Please output every line of the material as it stands, without the pictures.

-- start of RECORDS TO PROCESS --

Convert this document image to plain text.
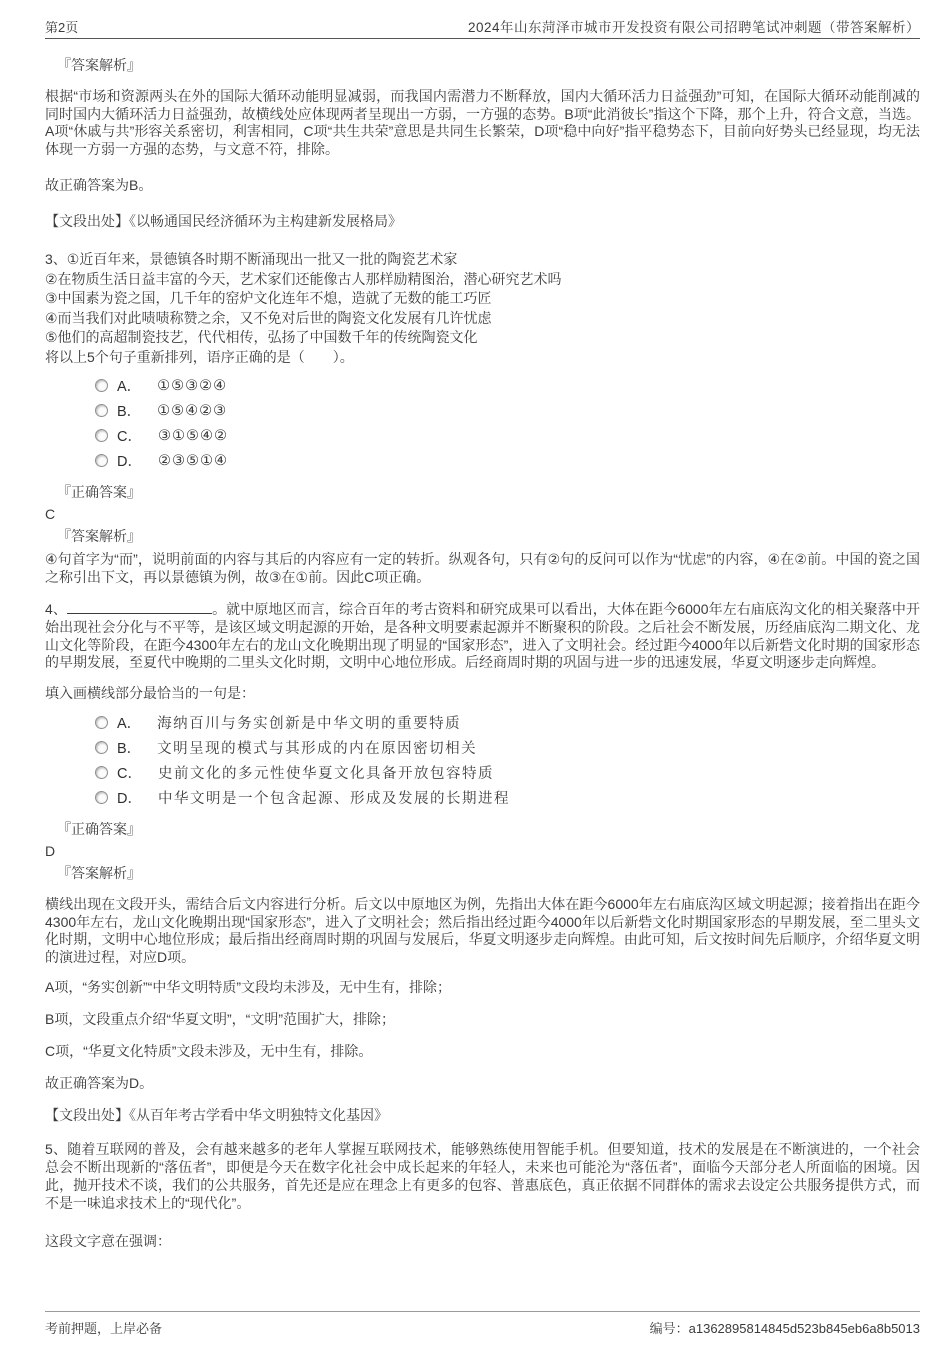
第2页	2024年山东菏泽市城市开发投资有限公司招聘笔试冲刺题（带答案解析）
『答案解析』
根据“市场和资源两头在外的国际大循环动能明显减弱，而我国内需潜力不断释放，国内大循环活力日益强劲”可知，在国际大循环动能削减的同时国内大循环活力日益强劲，故横线处应体现两者呈现出一方弱，一方强的态势。B项“此消彼长”指这个下降，那个上升，符合文意，当选。A项“休戚与共”形容关系密切，利害相同，C项“共生共荣”意思是共同生长繁荣，D项“稳中向好”指平稳势态下，目前向好势头已经显现，均无法体现一方弱一方强的态势，与文意不符，排除。
故正确答案为B。
【文段出处】《以畅通国民经济循环为主构建新发展格局》
3、①近百年来，景德镇各时期不断涌现出一批又一批的陶瓷艺术家
②在物质生活日益丰富的今天，艺术家们还能像古人那样励精图治，潜心研究艺术吗
③中国素为瓷之国，几千年的窑炉文化连年不熄，造就了无数的能工巧匠
④而当我们对此啧啧称赞之余，又不免对后世的陶瓷文化发展有几许忧虑
⑤他们的高超制瓷技艺，代代相传，弘扬了中国数千年的传统陶瓷文化
将以上5个句子重新排列，语序正确的是（　　）。
A． ①⑤③②④
B． ①⑤④②③
C． ③①⑤④②
D． ②③⑤①④
『正确答案』
C
『答案解析』
④句首字为“而”，说明前面的内容与其后的内容应有一定的转折。纵观各句，只有②句的反问可以作为“忧虑”的内容，④在②前。中国的瓷之国之称引出下文，再以景德镇为例，故③在①前。因此C项正确。
4、	。就中原地区而言，综合百年的考古资料和研究成果可以看出，大体在距今6000年左右庙底沟文化的相关聚落中开始出现社会分化与不平等，是该区域文明起源的开始，是各种文明要素起源并不断聚积的阶段。之后社会不断发展，历经庙底沟二期文化、龙山文化等阶段，在距今4300年左右的龙山文化晚期出现了明显的“国家形态”，进入了文明社会。经过距今4000年以后新砦文化时期的国家形态的早期发展，至夏代中晚期的二里头文化时期，文明中心地位形成。后经商周时期的巩固与进一步的迅速发展，华夏文明逐步走向辉煌。
填入画横线部分最恰当的一句是：
A． 海纳百川与务实创新是中华文明的重要特质
B． 文明呈现的模式与其形成的内在原因密切相关
C． 史前文化的多元性使华夏文化具备开放包容特质
D． 中华文明是一个包含起源、形成及发展的长期进程
『正确答案』
D
『答案解析』
横线出现在文段开头，需结合后文内容进行分析。后文以中原地区为例，先指出大体在距今6000年左右庙底沟区域文明起源；接着指出在距今4300年左右，龙山文化晚期出现“国家形态”，进入了文明社会；然后指出经过距今4000年以后新砦文化时期国家形态的早期发展，至二里头文化时期，文明中心地位形成；最后指出经商周时期的巩固与发展后，华夏文明逐步走向辉煌。由此可知，后文按时间先后顺序，介绍华夏文明的演进过程，对应D项。
A项，“务实创新”“中华文明特质”文段均未涉及，无中生有，排除；
B项，文段重点介绍“华夏文明”，“文明”范围扩大，排除；
C项，“华夏文化特质”文段未涉及，无中生有，排除。
故正确答案为D。
【文段出处】《从百年考古学看中华文明独特文化基因》
5、随着互联网的普及，会有越来越多的老年人掌握互联网技术，能够熟练使用智能手机。但要知道，技术的发展是在不断演进的，一个社会总会不断出现新的“落伍者”，即便是今天在数字化社会中成长起来的年轻人，未来也可能沦为“落伍者”，面临今天部分老人所面临的困境。因此，抛开技术不谈，我们的公共服务，首先还是应在理念上有更多的包容、普惠底色，真正依据不同群体的需求去设定公共服务提供方式，而不是一味追求技术上的“现代化”。
这段文字意在强调：
考前押题，上岸必备	编号：a1362895814845d523b845eb6a8b5013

-- end of RECORDS TO PROCESS --

▸ EXERCISE OUTPUT
Convert this document image to plain text.
第2页	2024年山东菏泽市城市开发投资有限公司招聘笔试冲刺题（带答案解析）
『答案解析』
根据“市场和资源两头在外的国际大循环动能明显减弱，而我国内需潜力不断释放，国内大循环活力日益强劲”可知，在国际大循环动能削减的同时国内大循环活力日益强劲，故横线处应体现两者呈现出一方弱，一方强的态势。B项“此消彼长”指这个下降，那个上升，符合文意，当选。A项“休戚与共”形容关系密切，利害相同，C项“共生共荣”意思是共同生长繁荣，D项“稳中向好”指平稳势态下，目前向好势头已经显现，均无法体现一方弱一方强的态势，与文意不符，排除。
故正确答案为B。
【文段出处】《以畅通国民经济循环为主构建新发展格局》
3、①近百年来，景德镇各时期不断涌现出一批又一批的陶瓷艺术家
②在物质生活日益丰富的今天，艺术家们还能像古人那样励精图治，潜心研究艺术吗
③中国素为瓷之国，几千年的窑炉文化连年不熄，造就了无数的能工巧匠
④而当我们对此啧啧称赞之余，又不免对后世的陶瓷文化发展有几许忧虑
⑤他们的高超制瓷技艺，代代相传，弘扬了中国数千年的传统陶瓷文化
将以上5个句子重新排列，语序正确的是（　　）。
A． ①⑤③②④
B． ①⑤④②③
C． ③①⑤④②
D． ②③⑤①④
『正确答案』
C
『答案解析』
④句首字为“而”，说明前面的内容与其后的内容应有一定的转折。纵观各句，只有②句的反问可以作为“忧虑”的内容，④在②前。中国的瓷之国之称引出下文，再以景德镇为例，故③在①前。因此C项正确。
4、	。就中原地区而言，综合百年的考古资料和研究成果可以看出，大体在距今6000年左右庙底沟文化的相关聚落中开始出现社会分化与不平等，是该区域文明起源的开始，是各种文明要素起源并不断聚积的阶段。之后社会不断发展，历经庙底沟二期文化、龙山文化等阶段，在距今4300年左右的龙山文化晚期出现了明显的“国家形态”，进入了文明社会。经过距今4000年以后新砦文化时期的国家形态的早期发展，至夏代中晚期的二里头文化时期，文明中心地位形成。后经商周时期的巩固与进一步的迅速发展，华夏文明逐步走向辉煌。
填入画横线部分最恰当的一句是：
A． 海纳百川与务实创新是中华文明的重要特质
B． 文明呈现的模式与其形成的内在原因密切相关
C． 史前文化的多元性使华夏文化具备开放包容特质
D． 中华文明是一个包含起源、形成及发展的长期进程
『正确答案』
D
『答案解析』
横线出现在文段开头，需结合后文内容进行分析。后文以中原地区为例，先指出大体在距今6000年左右庙底沟区域文明起源；接着指出在距今4300年左右，龙山文化晚期出现“国家形态”，进入了文明社会；然后指出经过距今4000年以后新砦文化时期国家形态的早期发展，至二里头文化时期，文明中心地位形成；最后指出经商周时期的巩固与发展后，华夏文明逐步走向辉煌。由此可知，后文按时间先后顺序，介绍华夏文明的演进过程，对应D项。
A项，“务实创新”“中华文明特质”文段均未涉及，无中生有，排除；
B项，文段重点介绍“华夏文明”，“文明”范围扩大，排除；
C项，“华夏文化特质”文段未涉及，无中生有，排除。
故正确答案为D。
【文段出处】《从百年考古学看中华文明独特文化基因》
5、随着互联网的普及，会有越来越多的老年人掌握互联网技术，能够熟练使用智能手机。但要知道，技术的发展是在不断演进的，一个社会总会不断出现新的“落伍者”，即便是今天在数字化社会中成长起来的年轻人，未来也可能沦为“落伍者”，面临今天部分老人所面临的困境。因此，抛开技术不谈，我们的公共服务，首先还是应在理念上有更多的包容、普惠底色，真正依据不同群体的需求去设定公共服务提供方式，而不是一味追求技术上的“现代化”。
这段文字意在强调：
考前押题，上岸必备	编号：a1362895814845d523b845eb6a8b5013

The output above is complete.